◆ TASK GOAL
Rewrite the records below with every "colorbar" changed to "color-scale" and nothing else altered.

◆ ENTRIES
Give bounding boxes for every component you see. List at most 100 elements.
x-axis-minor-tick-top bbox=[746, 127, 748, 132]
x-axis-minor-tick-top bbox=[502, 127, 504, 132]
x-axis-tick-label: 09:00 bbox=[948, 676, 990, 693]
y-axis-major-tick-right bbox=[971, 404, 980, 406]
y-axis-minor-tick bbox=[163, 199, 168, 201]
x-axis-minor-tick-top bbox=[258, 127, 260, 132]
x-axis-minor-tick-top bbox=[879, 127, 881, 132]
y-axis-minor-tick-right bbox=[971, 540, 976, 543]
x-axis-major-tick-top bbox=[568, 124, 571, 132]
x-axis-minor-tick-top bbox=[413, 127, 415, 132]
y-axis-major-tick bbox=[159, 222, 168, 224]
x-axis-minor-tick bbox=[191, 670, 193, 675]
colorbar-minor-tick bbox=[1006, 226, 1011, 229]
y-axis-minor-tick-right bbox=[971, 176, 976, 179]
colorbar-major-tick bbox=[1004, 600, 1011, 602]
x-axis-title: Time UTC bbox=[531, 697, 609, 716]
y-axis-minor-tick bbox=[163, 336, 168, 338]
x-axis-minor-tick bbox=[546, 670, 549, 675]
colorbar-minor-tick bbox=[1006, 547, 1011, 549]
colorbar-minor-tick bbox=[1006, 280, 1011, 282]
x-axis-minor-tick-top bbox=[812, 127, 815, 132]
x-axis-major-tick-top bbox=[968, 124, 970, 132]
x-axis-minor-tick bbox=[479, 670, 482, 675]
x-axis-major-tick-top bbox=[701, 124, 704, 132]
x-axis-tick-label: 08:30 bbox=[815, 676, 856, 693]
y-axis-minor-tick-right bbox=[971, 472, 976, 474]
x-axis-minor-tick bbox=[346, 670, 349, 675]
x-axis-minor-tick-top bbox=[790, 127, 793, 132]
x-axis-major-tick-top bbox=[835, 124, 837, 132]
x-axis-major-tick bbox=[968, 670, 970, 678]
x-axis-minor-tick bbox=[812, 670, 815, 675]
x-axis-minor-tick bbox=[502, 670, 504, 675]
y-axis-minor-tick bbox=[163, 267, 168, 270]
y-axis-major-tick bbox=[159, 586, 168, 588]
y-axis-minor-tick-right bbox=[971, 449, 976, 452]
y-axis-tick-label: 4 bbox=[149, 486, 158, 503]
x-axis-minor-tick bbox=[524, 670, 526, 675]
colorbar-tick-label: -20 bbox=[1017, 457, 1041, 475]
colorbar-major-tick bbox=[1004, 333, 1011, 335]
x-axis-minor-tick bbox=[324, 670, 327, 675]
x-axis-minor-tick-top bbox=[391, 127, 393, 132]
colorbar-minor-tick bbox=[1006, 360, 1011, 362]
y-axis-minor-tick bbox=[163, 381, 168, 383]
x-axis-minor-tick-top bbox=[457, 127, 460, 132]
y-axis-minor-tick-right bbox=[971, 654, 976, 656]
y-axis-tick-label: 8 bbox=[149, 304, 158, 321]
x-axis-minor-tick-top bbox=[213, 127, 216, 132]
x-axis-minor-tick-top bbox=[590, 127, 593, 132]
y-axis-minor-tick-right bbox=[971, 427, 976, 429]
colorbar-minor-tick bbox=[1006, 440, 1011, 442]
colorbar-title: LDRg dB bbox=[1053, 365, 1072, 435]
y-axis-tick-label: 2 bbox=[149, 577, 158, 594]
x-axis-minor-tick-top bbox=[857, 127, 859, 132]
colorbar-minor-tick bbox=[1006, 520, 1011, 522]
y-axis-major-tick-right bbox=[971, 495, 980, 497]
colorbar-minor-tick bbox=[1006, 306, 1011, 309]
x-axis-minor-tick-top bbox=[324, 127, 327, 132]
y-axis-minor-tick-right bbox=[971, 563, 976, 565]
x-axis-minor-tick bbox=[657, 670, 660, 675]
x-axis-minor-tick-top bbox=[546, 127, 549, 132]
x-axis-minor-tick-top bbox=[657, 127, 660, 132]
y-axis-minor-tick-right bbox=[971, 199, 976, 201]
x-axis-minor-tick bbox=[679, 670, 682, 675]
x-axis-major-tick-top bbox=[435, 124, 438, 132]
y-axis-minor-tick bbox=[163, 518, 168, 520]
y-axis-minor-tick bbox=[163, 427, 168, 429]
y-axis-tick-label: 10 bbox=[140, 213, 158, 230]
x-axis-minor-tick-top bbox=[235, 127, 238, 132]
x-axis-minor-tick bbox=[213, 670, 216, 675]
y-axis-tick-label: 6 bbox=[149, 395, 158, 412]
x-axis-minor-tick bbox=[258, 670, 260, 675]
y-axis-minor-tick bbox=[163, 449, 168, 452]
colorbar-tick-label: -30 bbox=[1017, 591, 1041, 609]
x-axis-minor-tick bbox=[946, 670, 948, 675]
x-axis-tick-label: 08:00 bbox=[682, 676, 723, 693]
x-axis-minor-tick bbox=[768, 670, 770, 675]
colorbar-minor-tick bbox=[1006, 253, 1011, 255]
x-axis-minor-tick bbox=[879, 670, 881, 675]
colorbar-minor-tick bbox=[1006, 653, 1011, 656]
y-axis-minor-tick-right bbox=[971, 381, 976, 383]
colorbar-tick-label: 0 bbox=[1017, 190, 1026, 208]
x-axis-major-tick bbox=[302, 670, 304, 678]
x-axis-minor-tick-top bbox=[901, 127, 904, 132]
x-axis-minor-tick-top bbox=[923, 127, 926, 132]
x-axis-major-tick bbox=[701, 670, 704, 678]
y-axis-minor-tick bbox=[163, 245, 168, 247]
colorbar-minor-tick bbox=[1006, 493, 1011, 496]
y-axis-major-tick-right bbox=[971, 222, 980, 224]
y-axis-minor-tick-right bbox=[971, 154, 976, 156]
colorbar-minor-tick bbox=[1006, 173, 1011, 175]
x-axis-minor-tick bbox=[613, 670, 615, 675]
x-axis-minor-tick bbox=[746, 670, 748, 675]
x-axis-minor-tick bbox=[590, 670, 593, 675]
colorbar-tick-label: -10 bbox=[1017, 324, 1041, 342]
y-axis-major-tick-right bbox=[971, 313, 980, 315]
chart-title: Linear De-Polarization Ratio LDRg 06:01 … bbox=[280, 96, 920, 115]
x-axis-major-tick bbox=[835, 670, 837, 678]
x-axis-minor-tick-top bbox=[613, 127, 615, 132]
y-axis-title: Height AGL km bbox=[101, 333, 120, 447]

◆ TASK SOLUTION
Give bounding boxes for every component you see. List at most 100 elements.
x-axis-minor-tick-top bbox=[746, 127, 748, 132]
x-axis-minor-tick-top bbox=[502, 127, 504, 132]
x-axis-tick-label: 09:00 bbox=[948, 676, 990, 693]
y-axis-major-tick-right bbox=[971, 404, 980, 406]
y-axis-minor-tick bbox=[163, 199, 168, 201]
x-axis-minor-tick-top bbox=[258, 127, 260, 132]
x-axis-minor-tick-top bbox=[879, 127, 881, 132]
y-axis-minor-tick-right bbox=[971, 540, 976, 543]
x-axis-major-tick-top bbox=[568, 124, 571, 132]
x-axis-minor-tick-top bbox=[413, 127, 415, 132]
y-axis-major-tick bbox=[159, 222, 168, 224]
x-axis-minor-tick bbox=[191, 670, 193, 675]
color-scale-minor-tick bbox=[1006, 226, 1011, 229]
y-axis-minor-tick-right bbox=[971, 176, 976, 179]
color-scale-major-tick bbox=[1004, 600, 1011, 602]
x-axis-title: Time UTC bbox=[531, 697, 609, 716]
y-axis-minor-tick bbox=[163, 336, 168, 338]
x-axis-minor-tick bbox=[546, 670, 549, 675]
color-scale-minor-tick bbox=[1006, 547, 1011, 549]
color-scale-minor-tick bbox=[1006, 280, 1011, 282]
x-axis-minor-tick-top bbox=[812, 127, 815, 132]
x-axis-major-tick-top bbox=[968, 124, 970, 132]
x-axis-minor-tick bbox=[479, 670, 482, 675]
x-axis-major-tick-top bbox=[701, 124, 704, 132]
x-axis-tick-label: 08:30 bbox=[815, 676, 856, 693]
y-axis-minor-tick-right bbox=[971, 472, 976, 474]
x-axis-minor-tick bbox=[346, 670, 349, 675]
x-axis-minor-tick-top bbox=[790, 127, 793, 132]
x-axis-major-tick-top bbox=[835, 124, 837, 132]
x-axis-major-tick bbox=[968, 670, 970, 678]
x-axis-minor-tick bbox=[812, 670, 815, 675]
x-axis-minor-tick bbox=[502, 670, 504, 675]
y-axis-minor-tick bbox=[163, 267, 168, 270]
y-axis-major-tick bbox=[159, 586, 168, 588]
y-axis-minor-tick-right bbox=[971, 449, 976, 452]
y-axis-tick-label: 4 bbox=[149, 486, 158, 503]
x-axis-minor-tick bbox=[524, 670, 526, 675]
color-scale-tick-label: -20 bbox=[1017, 457, 1041, 475]
color-scale-major-tick bbox=[1004, 333, 1011, 335]
x-axis-minor-tick bbox=[324, 670, 327, 675]
x-axis-minor-tick-top bbox=[391, 127, 393, 132]
color-scale-minor-tick bbox=[1006, 360, 1011, 362]
y-axis-minor-tick bbox=[163, 381, 168, 383]
x-axis-minor-tick-top bbox=[457, 127, 460, 132]
y-axis-minor-tick-right bbox=[971, 654, 976, 656]
y-axis-tick-label: 8 bbox=[149, 304, 158, 321]
x-axis-minor-tick-top bbox=[213, 127, 216, 132]
x-axis-minor-tick-top bbox=[590, 127, 593, 132]
y-axis-minor-tick-right bbox=[971, 427, 976, 429]
color-scale-minor-tick bbox=[1006, 440, 1011, 442]
color-scale-title: LDRg dB bbox=[1053, 365, 1072, 435]
y-axis-tick-label: 2 bbox=[149, 577, 158, 594]
x-axis-minor-tick-top bbox=[857, 127, 859, 132]
color-scale-minor-tick bbox=[1006, 520, 1011, 522]
y-axis-major-tick-right bbox=[971, 495, 980, 497]
color-scale-minor-tick bbox=[1006, 306, 1011, 309]
x-axis-minor-tick-top bbox=[324, 127, 327, 132]
y-axis-minor-tick-right bbox=[971, 563, 976, 565]
x-axis-minor-tick bbox=[657, 670, 660, 675]
x-axis-minor-tick-top bbox=[546, 127, 549, 132]
x-axis-minor-tick-top bbox=[657, 127, 660, 132]
y-axis-minor-tick-right bbox=[971, 199, 976, 201]
x-axis-minor-tick bbox=[679, 670, 682, 675]
x-axis-major-tick-top bbox=[435, 124, 438, 132]
y-axis-minor-tick bbox=[163, 518, 168, 520]
y-axis-minor-tick bbox=[163, 427, 168, 429]
y-axis-tick-label: 10 bbox=[140, 213, 158, 230]
x-axis-minor-tick-top bbox=[235, 127, 238, 132]
x-axis-minor-tick bbox=[213, 670, 216, 675]
y-axis-tick-label: 6 bbox=[149, 395, 158, 412]
x-axis-minor-tick bbox=[258, 670, 260, 675]
y-axis-minor-tick bbox=[163, 449, 168, 452]
color-scale-tick-label: -30 bbox=[1017, 591, 1041, 609]
x-axis-minor-tick bbox=[946, 670, 948, 675]
x-axis-tick-label: 08:00 bbox=[682, 676, 723, 693]
x-axis-minor-tick bbox=[768, 670, 770, 675]
color-scale-minor-tick bbox=[1006, 253, 1011, 255]
x-axis-minor-tick bbox=[879, 670, 881, 675]
color-scale-minor-tick bbox=[1006, 653, 1011, 656]
y-axis-minor-tick-right bbox=[971, 381, 976, 383]
color-scale-tick-label: 0 bbox=[1017, 190, 1026, 208]
x-axis-major-tick bbox=[302, 670, 304, 678]
x-axis-minor-tick-top bbox=[901, 127, 904, 132]
x-axis-minor-tick-top bbox=[923, 127, 926, 132]
x-axis-major-tick bbox=[701, 670, 704, 678]
y-axis-minor-tick bbox=[163, 245, 168, 247]
color-scale-minor-tick bbox=[1006, 493, 1011, 496]
y-axis-major-tick-right bbox=[971, 222, 980, 224]
y-axis-minor-tick-right bbox=[971, 154, 976, 156]
color-scale-minor-tick bbox=[1006, 173, 1011, 175]
x-axis-minor-tick bbox=[613, 670, 615, 675]
x-axis-minor-tick bbox=[746, 670, 748, 675]
x-axis-minor-tick bbox=[590, 670, 593, 675]
color-scale-tick-label: -10 bbox=[1017, 324, 1041, 342]
y-axis-major-tick-right bbox=[971, 313, 980, 315]
chart-title: Linear De-Polarization Ratio LDRg 06:01 … bbox=[280, 96, 920, 115]
x-axis-major-tick bbox=[835, 670, 837, 678]
x-axis-minor-tick-top bbox=[613, 127, 615, 132]
y-axis-title: Height AGL km bbox=[101, 333, 120, 447]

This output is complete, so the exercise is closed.